start Given information

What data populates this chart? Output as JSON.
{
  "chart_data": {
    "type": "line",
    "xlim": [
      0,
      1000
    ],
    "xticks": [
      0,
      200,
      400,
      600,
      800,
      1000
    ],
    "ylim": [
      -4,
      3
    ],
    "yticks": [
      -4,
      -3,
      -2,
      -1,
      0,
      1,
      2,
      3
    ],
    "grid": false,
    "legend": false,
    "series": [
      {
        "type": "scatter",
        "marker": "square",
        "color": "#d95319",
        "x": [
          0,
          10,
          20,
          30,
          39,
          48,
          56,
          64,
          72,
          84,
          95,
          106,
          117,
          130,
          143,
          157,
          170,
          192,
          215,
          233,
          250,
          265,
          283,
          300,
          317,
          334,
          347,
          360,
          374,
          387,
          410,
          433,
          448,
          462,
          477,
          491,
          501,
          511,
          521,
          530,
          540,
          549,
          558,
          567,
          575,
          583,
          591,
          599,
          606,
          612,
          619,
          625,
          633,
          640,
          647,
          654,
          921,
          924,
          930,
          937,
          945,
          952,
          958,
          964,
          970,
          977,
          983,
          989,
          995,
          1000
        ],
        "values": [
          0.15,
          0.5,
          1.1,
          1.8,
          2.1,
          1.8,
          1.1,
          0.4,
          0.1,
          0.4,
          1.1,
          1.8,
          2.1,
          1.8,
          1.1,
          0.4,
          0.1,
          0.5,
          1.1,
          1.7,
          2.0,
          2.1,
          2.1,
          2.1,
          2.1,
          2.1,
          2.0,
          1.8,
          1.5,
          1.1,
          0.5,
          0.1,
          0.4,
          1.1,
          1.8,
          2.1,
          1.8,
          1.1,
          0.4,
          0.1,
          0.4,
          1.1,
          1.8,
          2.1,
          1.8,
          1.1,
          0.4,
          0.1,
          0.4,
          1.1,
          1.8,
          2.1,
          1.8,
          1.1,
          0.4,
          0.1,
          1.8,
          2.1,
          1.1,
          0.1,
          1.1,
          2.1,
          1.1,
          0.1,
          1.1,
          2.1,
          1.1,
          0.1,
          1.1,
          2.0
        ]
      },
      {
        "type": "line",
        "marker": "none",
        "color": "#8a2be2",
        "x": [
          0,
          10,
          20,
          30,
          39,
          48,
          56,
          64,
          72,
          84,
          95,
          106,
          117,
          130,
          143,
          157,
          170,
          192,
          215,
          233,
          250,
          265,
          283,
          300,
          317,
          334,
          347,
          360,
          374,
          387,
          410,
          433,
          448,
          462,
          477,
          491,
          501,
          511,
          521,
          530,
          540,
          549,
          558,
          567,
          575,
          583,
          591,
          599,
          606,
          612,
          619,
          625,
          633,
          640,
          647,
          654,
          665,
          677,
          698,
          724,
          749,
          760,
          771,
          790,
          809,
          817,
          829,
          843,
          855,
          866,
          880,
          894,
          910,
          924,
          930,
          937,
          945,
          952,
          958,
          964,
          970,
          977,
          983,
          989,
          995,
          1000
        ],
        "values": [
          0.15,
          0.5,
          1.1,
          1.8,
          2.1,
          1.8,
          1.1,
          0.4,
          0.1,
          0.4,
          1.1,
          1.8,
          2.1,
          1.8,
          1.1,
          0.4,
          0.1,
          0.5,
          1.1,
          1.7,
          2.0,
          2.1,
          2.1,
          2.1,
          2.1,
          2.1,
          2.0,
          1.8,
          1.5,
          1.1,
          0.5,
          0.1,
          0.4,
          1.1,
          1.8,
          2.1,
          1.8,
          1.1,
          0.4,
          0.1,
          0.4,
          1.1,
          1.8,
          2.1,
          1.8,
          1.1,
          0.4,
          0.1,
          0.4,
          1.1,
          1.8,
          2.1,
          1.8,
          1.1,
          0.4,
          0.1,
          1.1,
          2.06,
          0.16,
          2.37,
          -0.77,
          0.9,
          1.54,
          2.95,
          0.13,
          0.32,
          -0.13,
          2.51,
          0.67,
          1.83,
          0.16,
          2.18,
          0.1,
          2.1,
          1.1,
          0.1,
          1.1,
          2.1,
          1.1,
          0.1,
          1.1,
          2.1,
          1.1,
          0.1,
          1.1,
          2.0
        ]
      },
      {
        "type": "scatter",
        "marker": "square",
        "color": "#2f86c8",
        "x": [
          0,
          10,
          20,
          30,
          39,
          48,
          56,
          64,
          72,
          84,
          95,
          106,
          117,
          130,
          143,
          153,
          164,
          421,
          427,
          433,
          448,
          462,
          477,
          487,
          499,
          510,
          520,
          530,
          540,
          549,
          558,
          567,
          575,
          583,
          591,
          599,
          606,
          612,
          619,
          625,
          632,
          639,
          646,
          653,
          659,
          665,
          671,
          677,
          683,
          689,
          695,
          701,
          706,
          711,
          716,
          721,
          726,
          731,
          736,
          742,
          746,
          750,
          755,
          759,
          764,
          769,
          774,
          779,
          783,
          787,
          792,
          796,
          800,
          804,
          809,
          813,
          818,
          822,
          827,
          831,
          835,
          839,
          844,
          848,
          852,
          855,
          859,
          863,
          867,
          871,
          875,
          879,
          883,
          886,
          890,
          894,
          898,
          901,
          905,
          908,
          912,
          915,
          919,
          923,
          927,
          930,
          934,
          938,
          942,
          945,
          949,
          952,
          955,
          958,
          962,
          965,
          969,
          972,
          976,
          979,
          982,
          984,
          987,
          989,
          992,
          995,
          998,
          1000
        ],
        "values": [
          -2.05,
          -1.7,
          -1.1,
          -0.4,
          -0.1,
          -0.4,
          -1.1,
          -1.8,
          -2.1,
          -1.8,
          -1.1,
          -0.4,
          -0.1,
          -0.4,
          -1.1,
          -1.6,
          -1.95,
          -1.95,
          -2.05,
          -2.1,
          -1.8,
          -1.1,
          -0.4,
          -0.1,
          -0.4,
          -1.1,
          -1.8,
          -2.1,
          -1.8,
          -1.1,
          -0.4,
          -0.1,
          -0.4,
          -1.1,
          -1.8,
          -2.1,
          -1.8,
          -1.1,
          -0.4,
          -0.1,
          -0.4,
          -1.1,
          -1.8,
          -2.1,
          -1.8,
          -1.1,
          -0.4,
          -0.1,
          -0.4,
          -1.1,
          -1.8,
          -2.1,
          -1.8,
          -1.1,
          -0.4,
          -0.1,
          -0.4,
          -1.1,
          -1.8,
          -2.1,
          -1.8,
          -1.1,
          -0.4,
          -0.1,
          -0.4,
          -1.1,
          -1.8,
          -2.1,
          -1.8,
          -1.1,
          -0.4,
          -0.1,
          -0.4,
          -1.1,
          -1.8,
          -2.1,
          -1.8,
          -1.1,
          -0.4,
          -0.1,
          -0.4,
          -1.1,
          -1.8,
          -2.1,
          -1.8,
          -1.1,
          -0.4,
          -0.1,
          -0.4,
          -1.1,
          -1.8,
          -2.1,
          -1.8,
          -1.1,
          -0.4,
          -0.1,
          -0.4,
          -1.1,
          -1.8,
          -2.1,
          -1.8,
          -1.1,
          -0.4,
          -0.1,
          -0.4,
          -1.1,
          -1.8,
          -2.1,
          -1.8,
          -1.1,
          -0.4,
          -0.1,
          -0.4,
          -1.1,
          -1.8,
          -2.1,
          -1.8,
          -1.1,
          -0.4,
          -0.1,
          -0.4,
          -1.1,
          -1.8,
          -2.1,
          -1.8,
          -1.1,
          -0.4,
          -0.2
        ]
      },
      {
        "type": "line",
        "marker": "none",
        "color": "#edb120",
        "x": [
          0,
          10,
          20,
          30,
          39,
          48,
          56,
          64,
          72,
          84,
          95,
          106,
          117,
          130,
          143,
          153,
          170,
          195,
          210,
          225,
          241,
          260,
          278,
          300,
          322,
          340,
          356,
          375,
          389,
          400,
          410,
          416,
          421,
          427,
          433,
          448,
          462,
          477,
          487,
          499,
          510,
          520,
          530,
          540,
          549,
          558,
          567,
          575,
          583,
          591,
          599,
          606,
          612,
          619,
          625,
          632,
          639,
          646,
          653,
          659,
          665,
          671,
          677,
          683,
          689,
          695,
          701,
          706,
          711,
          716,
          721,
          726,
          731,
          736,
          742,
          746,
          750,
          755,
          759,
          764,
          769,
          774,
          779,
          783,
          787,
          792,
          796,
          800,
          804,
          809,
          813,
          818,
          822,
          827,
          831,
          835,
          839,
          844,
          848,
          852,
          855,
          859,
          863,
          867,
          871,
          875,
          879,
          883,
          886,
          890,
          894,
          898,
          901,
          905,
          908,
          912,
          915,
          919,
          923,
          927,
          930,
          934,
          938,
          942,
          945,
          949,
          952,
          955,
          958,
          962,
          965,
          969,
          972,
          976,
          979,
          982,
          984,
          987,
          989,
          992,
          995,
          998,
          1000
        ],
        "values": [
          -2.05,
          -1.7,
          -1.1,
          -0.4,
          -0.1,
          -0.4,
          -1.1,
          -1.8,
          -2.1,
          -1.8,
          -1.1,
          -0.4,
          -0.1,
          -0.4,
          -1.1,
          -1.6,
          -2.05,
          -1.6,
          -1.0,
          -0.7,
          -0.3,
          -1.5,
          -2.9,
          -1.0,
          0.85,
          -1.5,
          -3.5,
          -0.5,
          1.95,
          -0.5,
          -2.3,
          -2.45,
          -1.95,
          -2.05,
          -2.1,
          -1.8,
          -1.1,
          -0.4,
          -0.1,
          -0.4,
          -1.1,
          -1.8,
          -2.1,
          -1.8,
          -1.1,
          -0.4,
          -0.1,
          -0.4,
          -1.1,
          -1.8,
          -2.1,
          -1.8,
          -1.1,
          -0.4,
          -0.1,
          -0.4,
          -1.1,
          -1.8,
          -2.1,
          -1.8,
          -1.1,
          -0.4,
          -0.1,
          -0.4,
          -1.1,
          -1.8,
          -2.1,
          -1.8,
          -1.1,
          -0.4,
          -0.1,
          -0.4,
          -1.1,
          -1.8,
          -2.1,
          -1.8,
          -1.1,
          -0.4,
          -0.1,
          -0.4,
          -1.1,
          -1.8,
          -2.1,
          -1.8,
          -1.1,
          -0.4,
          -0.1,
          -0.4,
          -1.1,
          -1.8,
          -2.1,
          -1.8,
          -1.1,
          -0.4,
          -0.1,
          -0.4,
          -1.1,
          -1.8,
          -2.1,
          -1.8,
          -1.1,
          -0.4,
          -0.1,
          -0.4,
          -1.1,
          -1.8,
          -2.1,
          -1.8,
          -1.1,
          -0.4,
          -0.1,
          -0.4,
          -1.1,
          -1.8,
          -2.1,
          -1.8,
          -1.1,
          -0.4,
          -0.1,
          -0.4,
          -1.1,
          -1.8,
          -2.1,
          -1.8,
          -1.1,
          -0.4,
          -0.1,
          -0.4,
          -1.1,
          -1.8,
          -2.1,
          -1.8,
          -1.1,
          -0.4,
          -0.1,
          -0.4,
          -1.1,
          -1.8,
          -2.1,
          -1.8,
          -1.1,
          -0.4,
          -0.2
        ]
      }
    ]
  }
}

end Given information

(Goal)
Looking at the entries above, say how many lines contain the word "color". Only the number is wanted.

(Exercise solution)
4